■ **Problem details**
Transcribe the records below exactly as they appear, omitting any pictures.

■ **Dataset items**
═══
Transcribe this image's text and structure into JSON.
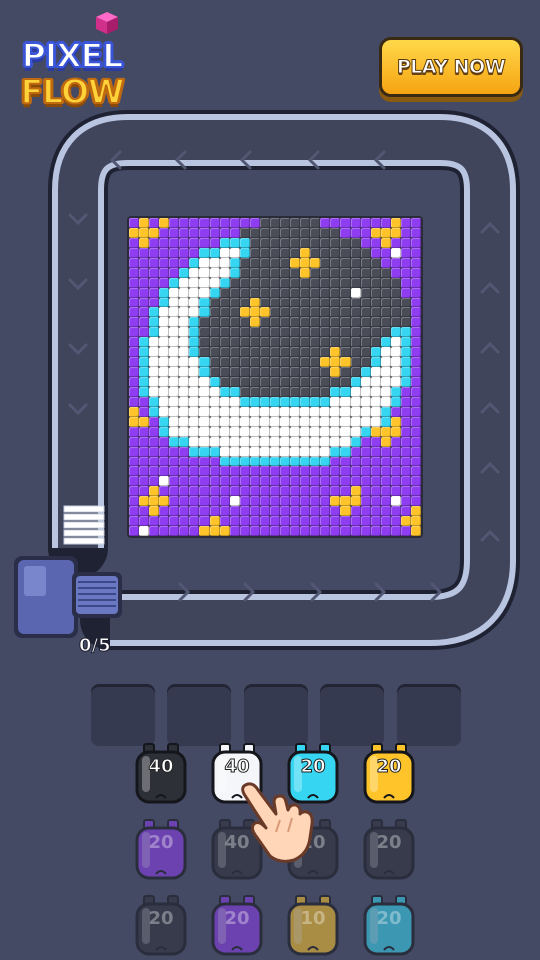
{
  "logo": {
    "line1": "PIXEL",
    "line2": "FLOW"
  },
  "play_button": {
    "label": "PLAY NOW"
  },
  "counter": {
    "text": "0/5"
  },
  "colors": {
    "background": "#444a64",
    "track": "#b8c4e0",
    "play_button": "#ffc62a"
  },
  "palette": {
    "P": "#8e3df0",
    "p": "#6a2ad0",
    "Y": "#ffc42a",
    "W": "#ffffff",
    "w": "#e4e8f4",
    "C": "#36d6f2",
    "K": "#2c2e38",
    "G": "#4a4c58"
  },
  "pixel_art": [
    "PYPYPPPPPPPPPGGGGGGPPPPPPPYPP",
    "YYYPPPPPPPPGGGGGGGGGGPPPYYYPP",
    "PYPPPPPPPCCCGGGGGGGGGGGPPYPPP",
    "PPPPPPPCCWWCGGGGGYGGGGGGPPWPP",
    "PPPPPPCWWWCGGGGGYYYGGGGGGPPPP",
    "PPPPPCWWWWCGGGGGGYGGGGGGGGPPP",
    "PPPPCWWWWCGGGGGGGGGGGGGGGGGPP",
    "PPPCWWWWCGGGGGGGGGGGGGWGGGGPP",
    "PPPCWWWCGGGGYGGGGGGGGGGGGGGGP",
    "PPCWWWWCGGGYYYGGGGGGGGGGGGGGP",
    "PPCWWWCGGGGGYGGGGGGGGGGGGGGGP",
    "PPCWWWCGGGGGGGGGGGGGGGGGGGCCP",
    "PCWWWWCGGGGGGGGGGGGGGGGGGCWCP",
    "PCWWWWCGGGGGGGGGGGGGYGGGCWWCP",
    "PCWWWWWCGGGGGGGGGGGYYYGGCWWCP",
    "PCWWWWWCGGGGGGGGGGGGYGGCWWWCP",
    "PCWWWWWWCGGGGGGGGGGGGGCWWWWCP",
    "PCWWWWWWWCCGGGGGGGGGCCWWWWCPP",
    "PPCWWWWWWWWCCCCCCCCCWWWWWWCPP",
    "YPCWWWWWWWWWWWWWWWWWWWWWWCPPP",
    "YYPCWWWWWWWWWWWWWWWWWWWWWCYPP",
    "PPPCWWWWWWWWWWWWWWWWWWWCYYYPP",
    "PPPPCCWWWWWWWWWWWWWWWWCPPYPPP",
    "PPPPPPCCCWWWWWWWWWWWCCPPPPPPP",
    "PPPPPPPPPCCCCCCCCCCCPPPPPPPPP",
    "PPPPPPPPPPPPPPPPPPPPPPPPPPPPP",
    "PPPWPPPPPPPPPPPPPPPPPPPPPPPPP",
    "PPYPPPPPPPPPPPPPPPPPPPYPPPPPP",
    "PYYYPPPPPPWPPPPPPPPPYYYPPPWPP",
    "PPYPPPPPPPPPPPPPPPPPPYPPPPPPY",
    "PPPPPPPPYPPPPPPPPPPPPPPPPPPYY",
    "PWPPPPPYYYPPPPPPPPPPPPPPPPPPY"
  ],
  "slots": [
    "",
    "",
    "",
    "",
    ""
  ],
  "bottles": [
    {
      "label": "40",
      "color": "#2e3038",
      "dim": false
    },
    {
      "label": "40",
      "color": "#f4f6fa",
      "dim": false
    },
    {
      "label": "20",
      "color": "#36d6f2",
      "dim": false
    },
    {
      "label": "20",
      "color": "#ffc42a",
      "dim": false
    },
    {
      "label": "20",
      "color": "#8e3df0",
      "dim": true
    },
    {
      "label": "40",
      "color": "#2e3038",
      "dim": true
    },
    {
      "label": "20",
      "color": "#2e3038",
      "dim": true
    },
    {
      "label": "20",
      "color": "#2e3038",
      "dim": true
    },
    {
      "label": "20",
      "color": "#2e3038",
      "dim": true
    },
    {
      "label": "20",
      "color": "#8e3df0",
      "dim": true
    },
    {
      "label": "10",
      "color": "#ffc42a",
      "dim": true
    },
    {
      "label": "20",
      "color": "#36d6f2",
      "dim": true
    }
  ]
}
═══
■ **Solution**
Transcribe this image's text and structure into JSON.
{
  "logo": {
    "line1": "PIXEL",
    "line2": "FLOW"
  },
  "play_button": {
    "label": "PLAY NOW"
  },
  "counter": {
    "text": "0/5"
  },
  "colors": {
    "background": "#444a64",
    "track": "#b8c4e0",
    "play_button": "#ffc62a"
  },
  "palette": {
    "P": "#8e3df0",
    "p": "#6a2ad0",
    "Y": "#ffc42a",
    "W": "#ffffff",
    "w": "#e4e8f4",
    "C": "#36d6f2",
    "K": "#2c2e38",
    "G": "#4a4c58"
  },
  "pixel_art": [
    "PYPYPPPPPPPPPGGGGGGPPPPPPPYPP",
    "YYYPPPPPPPPGGGGGGGGGGPPPYYYPP",
    "PYPPPPPPPCCCGGGGGGGGGGGPPYPPP",
    "PPPPPPPCCWWCGGGGGYGGGGGGPPWPP",
    "PPPPPPCWWWCGGGGGYYYGGGGGGPPPP",
    "PPPPPCWWWWCGGGGGGYGGGGGGGGPPP",
    "PPPPCWWWWCGGGGGGGGGGGGGGGGGPP",
    "PPPCWWWWCGGGGGGGGGGGGGWGGGGPP",
    "PPPCWWWCGGGGYGGGGGGGGGGGGGGGP",
    "PPCWWWWCGGGYYYGGGGGGGGGGGGGGP",
    "PPCWWWCGGGGGYGGGGGGGGGGGGGGGP",
    "PPCWWWCGGGGGGGGGGGGGGGGGGGCCP",
    "PCWWWWCGGGGGGGGGGGGGGGGGGCWCP",
    "PCWWWWCGGGGGGGGGGGGGYGGGCWWCP",
    "PCWWWWWCGGGGGGGGGGGYYYGGCWWCP",
    "PCWWWWWCGGGGGGGGGGGGYGGCWWWCP",
    "PCWWWWWWCGGGGGGGGGGGGGCWWWWCP",
    "PCWWWWWWWCCGGGGGGGGGCCWWWWCPP",
    "PPCWWWWWWWWCCCCCCCCCWWWWWWCPP",
    "YPCWWWWWWWWWWWWWWWWWWWWWWCPPP",
    "YYPCWWWWWWWWWWWWWWWWWWWWWCYPP",
    "PPPCWWWWWWWWWWWWWWWWWWWCYYYPP",
    "PPPPCCWWWWWWWWWWWWWWWWCPPYPPP",
    "PPPPPPCCCWWWWWWWWWWWCCPPPPPPP",
    "PPPPPPPPPCCCCCCCCCCCPPPPPPPPP",
    "PPPPPPPPPPPPPPPPPPPPPPPPPPPPP",
    "PPPWPPPPPPPPPPPPPPPPPPPPPPPPP",
    "PPYPPPPPPPPPPPPPPPPPPPYPPPPPP",
    "PYYYPPPPPPWPPPPPPPPPYYYPPPWPP",
    "PPYPPPPPPPPPPPPPPPPPPYPPPPPPY",
    "PPPPPPPPYPPPPPPPPPPPPPPPPPPYY",
    "PWPPPPPYYYPPPPPPPPPPPPPPPPPPY"
  ],
  "slots": [
    "",
    "",
    "",
    "",
    ""
  ],
  "bottles": [
    {
      "label": "40",
      "color": "#2e3038",
      "dim": false
    },
    {
      "label": "40",
      "color": "#f4f6fa",
      "dim": false
    },
    {
      "label": "20",
      "color": "#36d6f2",
      "dim": false
    },
    {
      "label": "20",
      "color": "#ffc42a",
      "dim": false
    },
    {
      "label": "20",
      "color": "#8e3df0",
      "dim": true
    },
    {
      "label": "40",
      "color": "#2e3038",
      "dim": true
    },
    {
      "label": "20",
      "color": "#2e3038",
      "dim": true
    },
    {
      "label": "20",
      "color": "#2e3038",
      "dim": true
    },
    {
      "label": "20",
      "color": "#2e3038",
      "dim": true
    },
    {
      "label": "20",
      "color": "#8e3df0",
      "dim": true
    },
    {
      "label": "10",
      "color": "#ffc42a",
      "dim": true
    },
    {
      "label": "20",
      "color": "#36d6f2",
      "dim": true
    }
  ]
}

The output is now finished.